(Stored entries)
%%

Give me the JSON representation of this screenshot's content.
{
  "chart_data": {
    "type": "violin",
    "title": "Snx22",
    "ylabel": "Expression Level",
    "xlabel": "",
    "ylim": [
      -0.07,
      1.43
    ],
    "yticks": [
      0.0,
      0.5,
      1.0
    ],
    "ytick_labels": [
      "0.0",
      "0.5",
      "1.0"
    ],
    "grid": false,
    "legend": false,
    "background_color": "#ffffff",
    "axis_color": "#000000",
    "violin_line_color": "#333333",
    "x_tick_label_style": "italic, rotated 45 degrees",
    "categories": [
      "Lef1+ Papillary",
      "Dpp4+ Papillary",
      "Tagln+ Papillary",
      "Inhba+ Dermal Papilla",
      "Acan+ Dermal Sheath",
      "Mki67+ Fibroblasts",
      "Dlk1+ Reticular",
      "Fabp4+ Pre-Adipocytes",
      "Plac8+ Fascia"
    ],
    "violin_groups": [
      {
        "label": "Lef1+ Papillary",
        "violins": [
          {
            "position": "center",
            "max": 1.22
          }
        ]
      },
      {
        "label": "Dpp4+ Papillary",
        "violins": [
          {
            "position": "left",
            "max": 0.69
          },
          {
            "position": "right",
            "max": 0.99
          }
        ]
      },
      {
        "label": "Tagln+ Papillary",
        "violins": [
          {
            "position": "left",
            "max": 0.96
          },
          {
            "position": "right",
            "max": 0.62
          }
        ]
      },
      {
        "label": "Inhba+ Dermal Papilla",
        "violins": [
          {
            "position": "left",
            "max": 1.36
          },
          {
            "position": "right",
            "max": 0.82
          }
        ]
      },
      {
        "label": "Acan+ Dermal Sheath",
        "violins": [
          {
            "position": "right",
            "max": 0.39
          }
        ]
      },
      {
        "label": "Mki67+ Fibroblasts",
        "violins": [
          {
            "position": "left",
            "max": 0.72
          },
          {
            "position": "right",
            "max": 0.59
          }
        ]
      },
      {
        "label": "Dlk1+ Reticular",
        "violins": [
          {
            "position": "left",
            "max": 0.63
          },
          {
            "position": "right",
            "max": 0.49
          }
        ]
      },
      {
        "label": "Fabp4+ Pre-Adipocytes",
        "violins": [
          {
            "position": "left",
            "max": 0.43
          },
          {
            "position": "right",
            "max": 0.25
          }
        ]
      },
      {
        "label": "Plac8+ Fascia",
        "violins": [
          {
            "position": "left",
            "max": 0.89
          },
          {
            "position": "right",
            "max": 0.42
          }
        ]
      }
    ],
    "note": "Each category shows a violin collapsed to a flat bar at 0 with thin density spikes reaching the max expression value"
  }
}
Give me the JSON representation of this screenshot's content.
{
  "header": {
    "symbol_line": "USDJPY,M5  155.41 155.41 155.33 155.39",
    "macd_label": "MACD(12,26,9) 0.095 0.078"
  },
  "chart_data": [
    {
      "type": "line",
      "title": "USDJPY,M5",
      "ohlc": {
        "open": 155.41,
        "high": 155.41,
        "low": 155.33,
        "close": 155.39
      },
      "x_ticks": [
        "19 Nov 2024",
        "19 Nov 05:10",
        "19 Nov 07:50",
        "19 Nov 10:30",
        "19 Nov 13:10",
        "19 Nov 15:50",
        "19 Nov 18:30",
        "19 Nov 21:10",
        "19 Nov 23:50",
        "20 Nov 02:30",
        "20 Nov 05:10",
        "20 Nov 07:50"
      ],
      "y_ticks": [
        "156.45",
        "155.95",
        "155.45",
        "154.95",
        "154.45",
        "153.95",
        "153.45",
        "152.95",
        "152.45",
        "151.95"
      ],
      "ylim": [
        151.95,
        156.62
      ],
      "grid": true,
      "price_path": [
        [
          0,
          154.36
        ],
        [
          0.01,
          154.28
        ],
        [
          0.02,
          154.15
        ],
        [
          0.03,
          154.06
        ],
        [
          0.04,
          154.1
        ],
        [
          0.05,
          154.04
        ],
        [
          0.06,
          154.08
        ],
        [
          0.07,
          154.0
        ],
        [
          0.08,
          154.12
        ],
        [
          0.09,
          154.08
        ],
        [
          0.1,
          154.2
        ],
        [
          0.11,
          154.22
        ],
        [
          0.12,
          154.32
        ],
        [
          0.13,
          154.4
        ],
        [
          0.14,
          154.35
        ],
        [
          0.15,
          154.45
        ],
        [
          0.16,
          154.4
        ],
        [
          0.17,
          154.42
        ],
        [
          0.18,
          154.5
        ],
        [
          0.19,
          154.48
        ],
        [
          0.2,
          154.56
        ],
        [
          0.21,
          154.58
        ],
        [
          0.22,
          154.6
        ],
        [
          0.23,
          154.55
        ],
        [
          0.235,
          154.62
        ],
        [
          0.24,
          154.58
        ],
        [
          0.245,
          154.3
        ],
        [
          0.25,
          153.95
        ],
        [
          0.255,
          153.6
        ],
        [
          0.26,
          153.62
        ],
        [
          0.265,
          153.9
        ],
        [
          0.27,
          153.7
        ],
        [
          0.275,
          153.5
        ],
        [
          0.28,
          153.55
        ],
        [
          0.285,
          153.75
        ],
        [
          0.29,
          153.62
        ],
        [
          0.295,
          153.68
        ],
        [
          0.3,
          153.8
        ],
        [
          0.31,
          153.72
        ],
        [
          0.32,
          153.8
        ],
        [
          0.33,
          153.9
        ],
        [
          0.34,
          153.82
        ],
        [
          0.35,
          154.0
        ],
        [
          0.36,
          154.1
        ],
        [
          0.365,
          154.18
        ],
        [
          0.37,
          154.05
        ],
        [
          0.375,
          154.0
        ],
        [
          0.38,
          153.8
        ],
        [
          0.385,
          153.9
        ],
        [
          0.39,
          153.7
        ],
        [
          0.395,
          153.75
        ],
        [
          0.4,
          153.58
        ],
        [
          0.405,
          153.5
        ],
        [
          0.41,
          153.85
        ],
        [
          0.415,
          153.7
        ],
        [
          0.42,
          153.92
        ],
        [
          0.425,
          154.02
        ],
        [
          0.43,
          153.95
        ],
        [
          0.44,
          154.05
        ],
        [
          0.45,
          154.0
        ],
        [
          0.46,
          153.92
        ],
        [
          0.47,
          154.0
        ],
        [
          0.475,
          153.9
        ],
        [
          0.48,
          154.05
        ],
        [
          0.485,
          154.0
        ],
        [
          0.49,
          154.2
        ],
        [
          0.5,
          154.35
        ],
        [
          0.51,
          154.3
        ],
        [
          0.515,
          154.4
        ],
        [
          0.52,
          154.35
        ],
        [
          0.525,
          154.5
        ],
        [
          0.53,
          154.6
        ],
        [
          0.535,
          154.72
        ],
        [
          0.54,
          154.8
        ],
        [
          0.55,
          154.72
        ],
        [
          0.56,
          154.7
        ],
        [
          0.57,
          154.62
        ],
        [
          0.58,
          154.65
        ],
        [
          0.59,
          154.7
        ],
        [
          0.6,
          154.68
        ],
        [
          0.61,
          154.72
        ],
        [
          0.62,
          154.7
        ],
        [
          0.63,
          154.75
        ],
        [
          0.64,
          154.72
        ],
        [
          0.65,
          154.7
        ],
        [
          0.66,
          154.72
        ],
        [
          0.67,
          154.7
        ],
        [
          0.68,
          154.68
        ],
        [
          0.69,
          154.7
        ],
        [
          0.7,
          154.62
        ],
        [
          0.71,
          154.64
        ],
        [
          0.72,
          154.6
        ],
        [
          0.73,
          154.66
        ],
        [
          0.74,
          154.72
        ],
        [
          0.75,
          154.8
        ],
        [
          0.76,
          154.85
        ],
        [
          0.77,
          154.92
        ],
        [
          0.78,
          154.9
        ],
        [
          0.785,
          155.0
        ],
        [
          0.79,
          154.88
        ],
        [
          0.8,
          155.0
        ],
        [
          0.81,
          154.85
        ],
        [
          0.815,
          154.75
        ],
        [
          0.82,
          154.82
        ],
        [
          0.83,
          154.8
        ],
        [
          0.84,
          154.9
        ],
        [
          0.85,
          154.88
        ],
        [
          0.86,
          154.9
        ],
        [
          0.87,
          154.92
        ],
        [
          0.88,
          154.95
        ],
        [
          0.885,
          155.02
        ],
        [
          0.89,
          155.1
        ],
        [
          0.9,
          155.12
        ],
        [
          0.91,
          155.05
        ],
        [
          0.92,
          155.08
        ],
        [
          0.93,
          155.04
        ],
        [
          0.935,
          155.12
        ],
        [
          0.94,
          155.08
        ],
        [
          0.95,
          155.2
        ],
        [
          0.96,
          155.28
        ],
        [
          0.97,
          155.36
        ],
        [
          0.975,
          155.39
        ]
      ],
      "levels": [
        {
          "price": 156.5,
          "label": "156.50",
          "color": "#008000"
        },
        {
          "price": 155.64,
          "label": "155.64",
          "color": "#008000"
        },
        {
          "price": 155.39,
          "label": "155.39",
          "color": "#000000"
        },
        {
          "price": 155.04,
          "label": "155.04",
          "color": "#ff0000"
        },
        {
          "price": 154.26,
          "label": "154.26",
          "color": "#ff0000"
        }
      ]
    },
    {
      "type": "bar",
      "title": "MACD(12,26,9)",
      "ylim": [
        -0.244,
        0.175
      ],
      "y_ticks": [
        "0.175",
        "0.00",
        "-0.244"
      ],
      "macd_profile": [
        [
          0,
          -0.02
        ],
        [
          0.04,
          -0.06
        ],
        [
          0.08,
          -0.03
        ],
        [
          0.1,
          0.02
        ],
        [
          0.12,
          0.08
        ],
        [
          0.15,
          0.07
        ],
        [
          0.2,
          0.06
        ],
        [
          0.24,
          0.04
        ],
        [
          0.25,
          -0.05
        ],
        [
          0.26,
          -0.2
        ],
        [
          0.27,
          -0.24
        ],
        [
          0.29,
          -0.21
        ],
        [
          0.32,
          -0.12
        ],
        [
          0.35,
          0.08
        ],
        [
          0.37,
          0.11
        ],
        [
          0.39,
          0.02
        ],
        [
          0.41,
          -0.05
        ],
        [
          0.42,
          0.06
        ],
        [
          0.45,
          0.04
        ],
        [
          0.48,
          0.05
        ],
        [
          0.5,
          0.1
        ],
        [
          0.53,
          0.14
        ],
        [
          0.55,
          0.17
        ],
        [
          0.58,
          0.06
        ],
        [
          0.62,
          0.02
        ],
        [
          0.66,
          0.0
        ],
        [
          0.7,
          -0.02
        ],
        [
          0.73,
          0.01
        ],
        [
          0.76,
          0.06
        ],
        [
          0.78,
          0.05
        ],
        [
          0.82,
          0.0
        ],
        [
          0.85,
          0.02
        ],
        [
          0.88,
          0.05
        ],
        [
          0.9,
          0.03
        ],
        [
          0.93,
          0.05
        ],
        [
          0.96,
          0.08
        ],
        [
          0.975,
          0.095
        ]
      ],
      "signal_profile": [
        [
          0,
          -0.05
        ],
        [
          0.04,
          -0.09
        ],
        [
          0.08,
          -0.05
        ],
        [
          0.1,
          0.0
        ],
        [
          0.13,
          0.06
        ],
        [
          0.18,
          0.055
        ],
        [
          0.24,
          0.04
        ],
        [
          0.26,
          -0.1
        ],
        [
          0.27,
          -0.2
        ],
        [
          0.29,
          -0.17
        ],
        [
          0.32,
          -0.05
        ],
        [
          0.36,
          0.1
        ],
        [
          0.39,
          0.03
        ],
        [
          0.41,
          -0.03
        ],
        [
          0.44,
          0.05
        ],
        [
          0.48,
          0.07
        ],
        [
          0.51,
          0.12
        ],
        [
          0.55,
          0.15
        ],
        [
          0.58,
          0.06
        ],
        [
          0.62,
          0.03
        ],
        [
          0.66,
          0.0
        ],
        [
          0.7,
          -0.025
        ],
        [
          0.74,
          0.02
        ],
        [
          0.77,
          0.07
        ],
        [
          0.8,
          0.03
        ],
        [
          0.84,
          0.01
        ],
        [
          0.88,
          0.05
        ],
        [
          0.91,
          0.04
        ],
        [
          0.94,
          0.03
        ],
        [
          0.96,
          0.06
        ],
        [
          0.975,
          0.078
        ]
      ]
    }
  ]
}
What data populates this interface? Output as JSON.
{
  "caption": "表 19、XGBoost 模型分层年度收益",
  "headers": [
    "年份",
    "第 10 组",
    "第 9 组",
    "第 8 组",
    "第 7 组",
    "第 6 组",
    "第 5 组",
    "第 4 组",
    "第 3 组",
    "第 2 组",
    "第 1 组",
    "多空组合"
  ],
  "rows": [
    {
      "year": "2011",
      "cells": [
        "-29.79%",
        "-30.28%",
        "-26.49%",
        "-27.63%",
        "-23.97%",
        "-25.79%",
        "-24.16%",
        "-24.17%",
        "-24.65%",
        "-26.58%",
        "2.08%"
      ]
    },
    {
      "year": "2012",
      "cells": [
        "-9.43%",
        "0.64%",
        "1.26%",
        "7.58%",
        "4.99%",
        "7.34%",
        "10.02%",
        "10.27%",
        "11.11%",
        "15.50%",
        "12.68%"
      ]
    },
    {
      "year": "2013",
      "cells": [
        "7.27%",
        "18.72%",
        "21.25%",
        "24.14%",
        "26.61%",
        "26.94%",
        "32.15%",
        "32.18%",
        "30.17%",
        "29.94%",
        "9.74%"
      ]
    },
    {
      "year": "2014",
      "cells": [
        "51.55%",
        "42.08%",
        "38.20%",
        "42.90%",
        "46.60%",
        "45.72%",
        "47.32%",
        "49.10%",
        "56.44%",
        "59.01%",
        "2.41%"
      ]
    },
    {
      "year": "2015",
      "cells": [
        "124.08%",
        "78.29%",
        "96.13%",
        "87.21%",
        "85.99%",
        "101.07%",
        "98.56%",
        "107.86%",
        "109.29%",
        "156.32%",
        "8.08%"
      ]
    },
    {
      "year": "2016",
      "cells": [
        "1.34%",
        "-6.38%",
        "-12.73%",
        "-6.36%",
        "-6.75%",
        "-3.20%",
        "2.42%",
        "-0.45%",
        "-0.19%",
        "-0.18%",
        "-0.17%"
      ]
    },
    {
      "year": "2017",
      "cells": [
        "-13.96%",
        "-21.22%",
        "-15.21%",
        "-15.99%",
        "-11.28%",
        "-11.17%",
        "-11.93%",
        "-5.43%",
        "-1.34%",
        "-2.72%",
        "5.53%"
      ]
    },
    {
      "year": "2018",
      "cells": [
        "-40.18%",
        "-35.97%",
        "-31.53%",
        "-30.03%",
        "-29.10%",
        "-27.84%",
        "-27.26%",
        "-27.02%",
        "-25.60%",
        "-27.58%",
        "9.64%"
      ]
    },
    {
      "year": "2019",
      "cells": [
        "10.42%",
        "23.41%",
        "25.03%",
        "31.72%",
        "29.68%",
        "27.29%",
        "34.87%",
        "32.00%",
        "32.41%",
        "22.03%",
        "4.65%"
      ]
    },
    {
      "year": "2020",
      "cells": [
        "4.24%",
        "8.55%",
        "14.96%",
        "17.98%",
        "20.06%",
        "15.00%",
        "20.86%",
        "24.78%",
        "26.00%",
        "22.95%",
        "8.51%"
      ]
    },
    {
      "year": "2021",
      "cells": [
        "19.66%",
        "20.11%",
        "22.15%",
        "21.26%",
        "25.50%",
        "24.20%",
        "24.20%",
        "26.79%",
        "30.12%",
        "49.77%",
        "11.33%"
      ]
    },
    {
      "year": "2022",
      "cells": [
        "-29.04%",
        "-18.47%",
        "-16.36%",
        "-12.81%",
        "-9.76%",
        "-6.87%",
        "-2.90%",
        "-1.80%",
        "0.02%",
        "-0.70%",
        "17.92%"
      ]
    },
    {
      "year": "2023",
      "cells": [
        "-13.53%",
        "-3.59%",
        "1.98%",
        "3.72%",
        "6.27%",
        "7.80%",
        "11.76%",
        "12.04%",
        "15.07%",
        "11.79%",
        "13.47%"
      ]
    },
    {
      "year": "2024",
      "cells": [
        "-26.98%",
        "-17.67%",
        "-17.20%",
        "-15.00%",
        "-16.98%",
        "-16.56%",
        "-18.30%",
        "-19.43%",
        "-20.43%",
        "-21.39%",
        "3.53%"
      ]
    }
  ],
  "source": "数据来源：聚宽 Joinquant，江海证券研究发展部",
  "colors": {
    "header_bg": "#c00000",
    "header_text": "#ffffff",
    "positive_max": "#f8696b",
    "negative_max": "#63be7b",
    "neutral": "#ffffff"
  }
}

%%

Problem description: Go through the data above and find the lines with the word "Sheath". Copy each of those lines.

The answer:
      "Acan+ Dermal Sheath",
        "label": "Acan+ Dermal Sheath",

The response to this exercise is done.